TASK INPUTS –
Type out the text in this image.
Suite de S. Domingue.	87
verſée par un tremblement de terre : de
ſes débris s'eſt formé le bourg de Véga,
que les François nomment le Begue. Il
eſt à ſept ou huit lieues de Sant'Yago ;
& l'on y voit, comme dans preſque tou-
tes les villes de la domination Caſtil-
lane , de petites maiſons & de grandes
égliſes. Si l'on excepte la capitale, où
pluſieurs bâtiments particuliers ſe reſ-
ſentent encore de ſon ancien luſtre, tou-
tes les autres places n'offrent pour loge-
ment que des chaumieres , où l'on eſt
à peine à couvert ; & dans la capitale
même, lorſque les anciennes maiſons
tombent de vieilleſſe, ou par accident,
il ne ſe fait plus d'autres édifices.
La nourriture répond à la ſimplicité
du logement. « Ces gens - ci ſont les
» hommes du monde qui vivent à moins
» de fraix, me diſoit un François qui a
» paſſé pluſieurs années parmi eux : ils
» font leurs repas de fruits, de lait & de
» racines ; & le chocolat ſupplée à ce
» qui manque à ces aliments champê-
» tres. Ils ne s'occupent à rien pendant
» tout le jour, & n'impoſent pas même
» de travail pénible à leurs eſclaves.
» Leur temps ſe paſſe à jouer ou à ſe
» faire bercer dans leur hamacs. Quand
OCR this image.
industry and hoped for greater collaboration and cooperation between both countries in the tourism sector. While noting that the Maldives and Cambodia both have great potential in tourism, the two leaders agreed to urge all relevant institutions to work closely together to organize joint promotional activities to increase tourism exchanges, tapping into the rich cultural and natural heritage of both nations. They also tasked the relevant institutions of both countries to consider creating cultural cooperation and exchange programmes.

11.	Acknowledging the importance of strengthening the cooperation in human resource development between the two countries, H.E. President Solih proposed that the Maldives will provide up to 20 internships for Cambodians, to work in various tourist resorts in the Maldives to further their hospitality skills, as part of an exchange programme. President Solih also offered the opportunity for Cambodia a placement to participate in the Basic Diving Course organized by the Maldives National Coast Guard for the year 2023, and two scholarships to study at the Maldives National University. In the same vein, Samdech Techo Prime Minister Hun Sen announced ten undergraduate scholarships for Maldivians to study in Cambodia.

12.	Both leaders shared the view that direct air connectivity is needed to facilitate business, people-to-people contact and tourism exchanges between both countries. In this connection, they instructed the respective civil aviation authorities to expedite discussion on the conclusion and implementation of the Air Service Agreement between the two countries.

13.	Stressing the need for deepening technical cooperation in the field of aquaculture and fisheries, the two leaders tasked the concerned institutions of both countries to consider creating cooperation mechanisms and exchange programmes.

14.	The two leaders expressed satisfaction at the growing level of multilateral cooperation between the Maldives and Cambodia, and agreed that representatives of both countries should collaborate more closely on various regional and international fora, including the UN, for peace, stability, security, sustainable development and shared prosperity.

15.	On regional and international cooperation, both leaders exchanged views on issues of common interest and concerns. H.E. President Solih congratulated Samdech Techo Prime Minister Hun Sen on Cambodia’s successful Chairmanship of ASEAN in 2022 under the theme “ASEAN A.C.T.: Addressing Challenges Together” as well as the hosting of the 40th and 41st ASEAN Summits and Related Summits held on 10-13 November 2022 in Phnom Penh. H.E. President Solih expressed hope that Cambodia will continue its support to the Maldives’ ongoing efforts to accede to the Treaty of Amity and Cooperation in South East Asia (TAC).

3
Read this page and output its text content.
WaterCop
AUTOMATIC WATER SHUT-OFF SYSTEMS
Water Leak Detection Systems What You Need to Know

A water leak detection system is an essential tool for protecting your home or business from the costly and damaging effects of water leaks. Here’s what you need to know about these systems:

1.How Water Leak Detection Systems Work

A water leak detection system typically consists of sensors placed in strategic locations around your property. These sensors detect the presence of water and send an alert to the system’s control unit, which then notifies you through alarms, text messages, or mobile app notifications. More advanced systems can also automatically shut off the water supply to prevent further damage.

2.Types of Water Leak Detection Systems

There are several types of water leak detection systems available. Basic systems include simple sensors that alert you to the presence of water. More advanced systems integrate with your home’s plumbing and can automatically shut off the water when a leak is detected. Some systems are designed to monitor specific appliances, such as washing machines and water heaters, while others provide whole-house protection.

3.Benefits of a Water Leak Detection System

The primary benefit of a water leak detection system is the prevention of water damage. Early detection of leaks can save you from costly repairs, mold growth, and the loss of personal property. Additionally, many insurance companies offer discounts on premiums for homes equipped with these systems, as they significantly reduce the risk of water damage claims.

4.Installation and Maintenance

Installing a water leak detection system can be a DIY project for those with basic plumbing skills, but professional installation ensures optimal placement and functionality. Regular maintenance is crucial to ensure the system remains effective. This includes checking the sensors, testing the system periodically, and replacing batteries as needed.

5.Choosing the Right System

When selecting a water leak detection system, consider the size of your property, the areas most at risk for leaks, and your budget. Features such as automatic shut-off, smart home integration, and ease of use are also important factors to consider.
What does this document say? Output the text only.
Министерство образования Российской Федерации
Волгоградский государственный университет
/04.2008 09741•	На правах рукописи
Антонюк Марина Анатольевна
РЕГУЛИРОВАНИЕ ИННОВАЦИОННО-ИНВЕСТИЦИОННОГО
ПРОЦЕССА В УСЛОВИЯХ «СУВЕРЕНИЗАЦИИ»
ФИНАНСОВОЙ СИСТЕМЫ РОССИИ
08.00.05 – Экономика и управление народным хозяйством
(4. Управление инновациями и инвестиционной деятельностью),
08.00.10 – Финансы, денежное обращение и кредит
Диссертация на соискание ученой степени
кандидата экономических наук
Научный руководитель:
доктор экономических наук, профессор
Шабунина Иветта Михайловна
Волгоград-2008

WORK INSTRUCTIONS – Write out every record shown above, word for word.

EXPECTED ANSWER –
Type out the text in this image.
Suite de S. Domingue.	87
verſée par un tremblement de terre : de
ſes débris s'eſt formé le bourg de Véga,
que les François nomment le Begue. Il
eſt à ſept ou huit lieues de Sant'Yago ;
& l'on y voit, comme dans preſque tou-
tes les villes de la domination Caſtil-
lane , de petites maiſons & de grandes
égliſes. Si l'on excepte la capitale, où
pluſieurs bâtiments particuliers ſe reſ-
ſentent encore de ſon ancien luſtre, tou-
tes les autres places n'offrent pour loge-
ment que des chaumieres , où l'on eſt
à peine à couvert ; & dans la capitale
même, lorſque les anciennes maiſons
tombent de vieilleſſe, ou par accident,
il ne ſe fait plus d'autres édifices.
La nourriture répond à la ſimplicité
du logement. « Ces gens - ci ſont les
» hommes du monde qui vivent à moins
» de fraix, me diſoit un François qui a
» paſſé pluſieurs années parmi eux : ils
» font leurs repas de fruits, de lait & de
» racines ; & le chocolat ſupplée à ce
» qui manque à ces aliments champê-
» tres. Ils ne s'occupent à rien pendant
» tout le jour, & n'impoſent pas même
» de travail pénible à leurs eſclaves.
» Leur temps ſe paſſe à jouer ou à ſe
» faire bercer dans leur hamacs. Quand
OCR this image.
industry and hoped for greater collaboration and cooperation between both countries in the tourism sector. While noting that the Maldives and Cambodia both have great potential in tourism, the two leaders agreed to urge all relevant institutions to work closely together to organize joint promotional activities to increase tourism exchanges, tapping into the rich cultural and natural heritage of both nations. They also tasked the relevant institutions of both countries to consider creating cultural cooperation and exchange programmes.

11.	Acknowledging the importance of strengthening the cooperation in human resource development between the two countries, H.E. President Solih proposed that the Maldives will provide up to 20 internships for Cambodians, to work in various tourist resorts in the Maldives to further their hospitality skills, as part of an exchange programme. President Solih also offered the opportunity for Cambodia a placement to participate in the Basic Diving Course organized by the Maldives National Coast Guard for the year 2023, and two scholarships to study at the Maldives National University. In the same vein, Samdech Techo Prime Minister Hun Sen announced ten undergraduate scholarships for Maldivians to study in Cambodia.

12.	Both leaders shared the view that direct air connectivity is needed to facilitate business, people-to-people contact and tourism exchanges between both countries. In this connection, they instructed the respective civil aviation authorities to expedite discussion on the conclusion and implementation of the Air Service Agreement between the two countries.

13.	Stressing the need for deepening technical cooperation in the field of aquaculture and fisheries, the two leaders tasked the concerned institutions of both countries to consider creating cooperation mechanisms and exchange programmes.

14.	The two leaders expressed satisfaction at the growing level of multilateral cooperation between the Maldives and Cambodia, and agreed that representatives of both countries should collaborate more closely on various regional and international fora, including the UN, for peace, stability, security, sustainable development and shared prosperity.

15.	On regional and international cooperation, both leaders exchanged views on issues of common interest and concerns. H.E. President Solih congratulated Samdech Techo Prime Minister Hun Sen on Cambodia’s successful Chairmanship of ASEAN in 2022 under the theme “ASEAN A.C.T.: Addressing Challenges Together” as well as the hosting of the 40th and 41st ASEAN Summits and Related Summits held on 10-13 November 2022 in Phnom Penh. H.E. President Solih expressed hope that Cambodia will continue its support to the Maldives’ ongoing efforts to accede to the Treaty of Amity and Cooperation in South East Asia (TAC).

3
Read this page and output its text content.
WaterCop
AUTOMATIC WATER SHUT-OFF SYSTEMS
Water Leak Detection Systems What You Need to Know

A water leak detection system is an essential tool for protecting your home or business from the costly and damaging effects of water leaks. Here’s what you need to know about these systems:

1.How Water Leak Detection Systems Work

A water leak detection system typically consists of sensors placed in strategic locations around your property. These sensors detect the presence of water and send an alert to the system’s control unit, which then notifies you through alarms, text messages, or mobile app notifications. More advanced systems can also automatically shut off the water supply to prevent further damage.

2.Types of Water Leak Detection Systems

There are several types of water leak detection systems available. Basic systems include simple sensors that alert you to the presence of water. More advanced systems integrate with your home’s plumbing and can automatically shut off the water when a leak is detected. Some systems are designed to monitor specific appliances, such as washing machines and water heaters, while others provide whole-house protection.

3.Benefits of a Water Leak Detection System

The primary benefit of a water leak detection system is the prevention of water damage. Early detection of leaks can save you from costly repairs, mold growth, and the loss of personal property. Additionally, many insurance companies offer discounts on premiums for homes equipped with these systems, as they significantly reduce the risk of water damage claims.

4.Installation and Maintenance

Installing a water leak detection system can be a DIY project for those with basic plumbing skills, but professional installation ensures optimal placement and functionality. Regular maintenance is crucial to ensure the system remains effective. This includes checking the sensors, testing the system periodically, and replacing batteries as needed.

5.Choosing the Right System

When selecting a water leak detection system, consider the size of your property, the areas most at risk for leaks, and your budget. Features such as automatic shut-off, smart home integration, and ease of use are also important factors to consider.
What does this document say? Output the text only.
Министерство образования Российской Федерации
Волгоградский государственный университет
/04.2008 09741•	На правах рукописи
Антонюк Марина Анатольевна
РЕГУЛИРОВАНИЕ ИННОВАЦИОННО-ИНВЕСТИЦИОННОГО
ПРОЦЕССА В УСЛОВИЯХ «СУВЕРЕНИЗАЦИИ»
ФИНАНСОВОЙ СИСТЕМЫ РОССИИ
08.00.05 – Экономика и управление народным хозяйством
(4. Управление инновациями и инвестиционной деятельностью),
08.00.10 – Финансы, денежное обращение и кредит
Диссертация на соискание ученой степени
кандидата экономических наук
Научный руководитель:
доктор экономических наук, профессор
Шабунина Иветта Михайловна
Волгоград-2008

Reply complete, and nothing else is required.